# What to do
Count the lines in the records below that contain the word "acuerdo", and give only that number.

----- Input for this task -----

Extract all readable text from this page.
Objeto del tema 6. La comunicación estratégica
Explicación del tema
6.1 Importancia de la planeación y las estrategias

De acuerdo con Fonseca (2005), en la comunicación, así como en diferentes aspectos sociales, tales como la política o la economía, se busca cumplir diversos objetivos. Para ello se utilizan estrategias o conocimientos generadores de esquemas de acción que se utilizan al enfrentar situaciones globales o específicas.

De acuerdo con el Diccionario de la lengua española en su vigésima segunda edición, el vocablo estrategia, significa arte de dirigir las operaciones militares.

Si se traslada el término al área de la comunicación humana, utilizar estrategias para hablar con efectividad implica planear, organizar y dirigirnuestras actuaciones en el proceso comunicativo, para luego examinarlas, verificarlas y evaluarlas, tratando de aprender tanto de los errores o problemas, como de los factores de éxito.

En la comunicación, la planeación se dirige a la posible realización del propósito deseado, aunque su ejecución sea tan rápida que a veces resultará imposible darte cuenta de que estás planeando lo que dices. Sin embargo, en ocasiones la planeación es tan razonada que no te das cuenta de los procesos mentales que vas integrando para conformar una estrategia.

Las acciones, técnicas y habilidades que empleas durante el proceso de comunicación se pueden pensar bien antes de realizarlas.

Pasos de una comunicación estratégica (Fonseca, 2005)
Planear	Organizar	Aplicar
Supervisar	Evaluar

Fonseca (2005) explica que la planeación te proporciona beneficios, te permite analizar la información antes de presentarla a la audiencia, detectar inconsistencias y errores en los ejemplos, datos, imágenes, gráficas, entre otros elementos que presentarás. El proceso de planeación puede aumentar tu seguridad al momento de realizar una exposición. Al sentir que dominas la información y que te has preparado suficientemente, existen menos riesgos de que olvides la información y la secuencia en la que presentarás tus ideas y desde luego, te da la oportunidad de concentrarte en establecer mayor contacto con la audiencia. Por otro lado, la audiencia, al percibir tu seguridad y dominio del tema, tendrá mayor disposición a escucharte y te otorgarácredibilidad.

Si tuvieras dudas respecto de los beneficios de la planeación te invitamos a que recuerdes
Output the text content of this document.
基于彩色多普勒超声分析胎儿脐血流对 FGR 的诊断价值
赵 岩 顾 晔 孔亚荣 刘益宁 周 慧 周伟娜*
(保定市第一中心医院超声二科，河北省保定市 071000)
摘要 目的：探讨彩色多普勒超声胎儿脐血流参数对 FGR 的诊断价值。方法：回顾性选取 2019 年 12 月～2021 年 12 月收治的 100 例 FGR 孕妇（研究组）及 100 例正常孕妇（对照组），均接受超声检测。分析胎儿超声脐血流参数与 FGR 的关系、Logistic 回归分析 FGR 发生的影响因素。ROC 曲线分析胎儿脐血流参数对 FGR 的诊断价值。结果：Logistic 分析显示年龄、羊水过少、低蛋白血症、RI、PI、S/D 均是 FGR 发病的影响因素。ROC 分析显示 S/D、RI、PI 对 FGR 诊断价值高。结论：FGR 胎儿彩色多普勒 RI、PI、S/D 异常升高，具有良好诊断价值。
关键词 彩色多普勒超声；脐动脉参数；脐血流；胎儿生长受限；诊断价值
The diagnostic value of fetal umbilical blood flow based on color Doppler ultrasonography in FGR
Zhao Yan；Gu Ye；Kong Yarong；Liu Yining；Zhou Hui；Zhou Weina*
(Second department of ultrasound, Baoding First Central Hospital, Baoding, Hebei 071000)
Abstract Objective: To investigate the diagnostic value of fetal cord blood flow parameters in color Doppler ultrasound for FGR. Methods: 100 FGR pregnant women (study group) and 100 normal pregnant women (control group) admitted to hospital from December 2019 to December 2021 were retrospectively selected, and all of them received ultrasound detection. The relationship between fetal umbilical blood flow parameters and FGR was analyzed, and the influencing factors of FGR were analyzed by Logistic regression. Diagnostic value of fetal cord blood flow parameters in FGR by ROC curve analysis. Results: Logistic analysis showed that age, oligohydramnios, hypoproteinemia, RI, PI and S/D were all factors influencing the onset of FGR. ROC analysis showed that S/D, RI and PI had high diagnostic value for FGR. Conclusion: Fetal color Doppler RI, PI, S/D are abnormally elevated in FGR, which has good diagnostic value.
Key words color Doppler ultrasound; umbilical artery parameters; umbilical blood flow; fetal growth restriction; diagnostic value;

-----

# Exercise response
2